**ENTRIES SUPPLIED**
□ □ □

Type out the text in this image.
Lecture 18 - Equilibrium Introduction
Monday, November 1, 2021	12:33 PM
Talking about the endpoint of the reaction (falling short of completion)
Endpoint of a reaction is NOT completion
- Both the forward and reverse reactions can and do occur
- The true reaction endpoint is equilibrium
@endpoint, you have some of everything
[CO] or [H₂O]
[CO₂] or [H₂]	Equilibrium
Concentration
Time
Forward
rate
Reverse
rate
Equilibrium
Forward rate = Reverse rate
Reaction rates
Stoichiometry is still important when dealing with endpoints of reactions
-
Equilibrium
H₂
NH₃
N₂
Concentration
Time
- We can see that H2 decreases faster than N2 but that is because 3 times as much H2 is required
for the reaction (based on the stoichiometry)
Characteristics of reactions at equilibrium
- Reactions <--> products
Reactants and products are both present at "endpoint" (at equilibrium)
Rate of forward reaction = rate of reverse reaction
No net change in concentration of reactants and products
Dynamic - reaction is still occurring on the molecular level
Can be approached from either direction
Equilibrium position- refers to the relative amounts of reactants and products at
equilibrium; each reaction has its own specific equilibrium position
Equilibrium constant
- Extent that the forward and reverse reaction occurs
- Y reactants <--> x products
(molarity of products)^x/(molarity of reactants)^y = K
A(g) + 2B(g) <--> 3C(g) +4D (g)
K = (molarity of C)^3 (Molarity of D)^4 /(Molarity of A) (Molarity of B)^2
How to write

□ □ □

**WRITTEN EXERCISE**
Collect each line above holding the string "molarity".

**OUTPUT FOR THIS TASK**
(molarity of products)^x/(molarity of reactants)^y = K
K = (molarity of C)^3 (Molarity of D)^4 /(Molarity of A) (Molarity of B)^2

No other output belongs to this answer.